## EXERCISE DESCRIPTION
Return the number of lines in which the word "neglected" appears; add nothing else.

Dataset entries
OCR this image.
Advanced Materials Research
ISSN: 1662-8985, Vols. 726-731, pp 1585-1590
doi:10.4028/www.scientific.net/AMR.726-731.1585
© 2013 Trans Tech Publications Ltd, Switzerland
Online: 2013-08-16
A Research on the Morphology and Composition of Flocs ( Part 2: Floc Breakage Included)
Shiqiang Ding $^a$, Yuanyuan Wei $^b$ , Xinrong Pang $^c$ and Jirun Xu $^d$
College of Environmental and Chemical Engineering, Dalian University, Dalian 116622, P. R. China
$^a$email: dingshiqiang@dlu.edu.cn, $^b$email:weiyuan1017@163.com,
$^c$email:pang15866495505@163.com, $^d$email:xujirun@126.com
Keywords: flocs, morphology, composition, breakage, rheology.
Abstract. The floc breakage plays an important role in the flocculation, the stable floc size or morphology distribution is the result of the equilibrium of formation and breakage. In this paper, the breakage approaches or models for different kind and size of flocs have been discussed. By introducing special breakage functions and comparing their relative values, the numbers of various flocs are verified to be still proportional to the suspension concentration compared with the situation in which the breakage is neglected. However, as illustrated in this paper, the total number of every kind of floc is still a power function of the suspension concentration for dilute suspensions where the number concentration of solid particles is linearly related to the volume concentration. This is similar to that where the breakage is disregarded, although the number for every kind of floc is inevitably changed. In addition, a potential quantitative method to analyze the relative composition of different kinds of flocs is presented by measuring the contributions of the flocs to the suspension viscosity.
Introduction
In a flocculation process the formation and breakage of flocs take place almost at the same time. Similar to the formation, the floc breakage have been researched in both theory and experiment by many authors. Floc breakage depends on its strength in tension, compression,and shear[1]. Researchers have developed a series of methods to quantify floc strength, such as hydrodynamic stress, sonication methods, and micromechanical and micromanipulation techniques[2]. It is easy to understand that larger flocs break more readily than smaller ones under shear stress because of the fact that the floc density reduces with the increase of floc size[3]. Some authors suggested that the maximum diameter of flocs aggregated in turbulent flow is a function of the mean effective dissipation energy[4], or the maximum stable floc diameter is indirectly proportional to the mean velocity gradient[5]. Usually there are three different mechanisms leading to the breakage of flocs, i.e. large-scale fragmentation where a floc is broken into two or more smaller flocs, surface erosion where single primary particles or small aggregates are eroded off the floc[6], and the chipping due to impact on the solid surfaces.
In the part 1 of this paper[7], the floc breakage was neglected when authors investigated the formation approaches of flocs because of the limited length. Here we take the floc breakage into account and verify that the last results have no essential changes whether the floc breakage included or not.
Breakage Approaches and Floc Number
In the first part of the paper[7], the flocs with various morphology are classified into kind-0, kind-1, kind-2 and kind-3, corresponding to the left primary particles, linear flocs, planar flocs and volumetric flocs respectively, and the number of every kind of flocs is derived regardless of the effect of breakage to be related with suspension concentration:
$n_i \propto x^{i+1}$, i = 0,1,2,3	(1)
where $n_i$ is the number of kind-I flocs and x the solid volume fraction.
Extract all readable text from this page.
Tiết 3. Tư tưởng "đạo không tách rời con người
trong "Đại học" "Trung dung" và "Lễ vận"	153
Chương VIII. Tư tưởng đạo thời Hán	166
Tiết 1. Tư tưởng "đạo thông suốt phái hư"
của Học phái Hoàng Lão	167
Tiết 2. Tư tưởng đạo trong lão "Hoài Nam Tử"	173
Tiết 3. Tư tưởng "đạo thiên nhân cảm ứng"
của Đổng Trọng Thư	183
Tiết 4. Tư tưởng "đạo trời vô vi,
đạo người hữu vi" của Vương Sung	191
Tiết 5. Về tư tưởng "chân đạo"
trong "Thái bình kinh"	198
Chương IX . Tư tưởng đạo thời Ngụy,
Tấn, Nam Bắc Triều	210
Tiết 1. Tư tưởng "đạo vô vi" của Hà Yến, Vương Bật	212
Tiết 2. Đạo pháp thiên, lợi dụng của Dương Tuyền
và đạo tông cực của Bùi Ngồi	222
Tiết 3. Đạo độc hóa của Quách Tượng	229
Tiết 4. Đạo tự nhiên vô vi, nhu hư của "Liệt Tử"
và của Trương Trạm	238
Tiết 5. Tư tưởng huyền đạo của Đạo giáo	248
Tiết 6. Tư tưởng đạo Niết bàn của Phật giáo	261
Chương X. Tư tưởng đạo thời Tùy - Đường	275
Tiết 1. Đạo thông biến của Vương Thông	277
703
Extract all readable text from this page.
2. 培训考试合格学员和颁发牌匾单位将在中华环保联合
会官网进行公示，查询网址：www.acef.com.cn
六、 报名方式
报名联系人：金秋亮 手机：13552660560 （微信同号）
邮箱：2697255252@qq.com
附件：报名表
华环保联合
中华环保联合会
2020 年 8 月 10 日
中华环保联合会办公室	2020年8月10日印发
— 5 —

## RESULT OF THIS TASK
2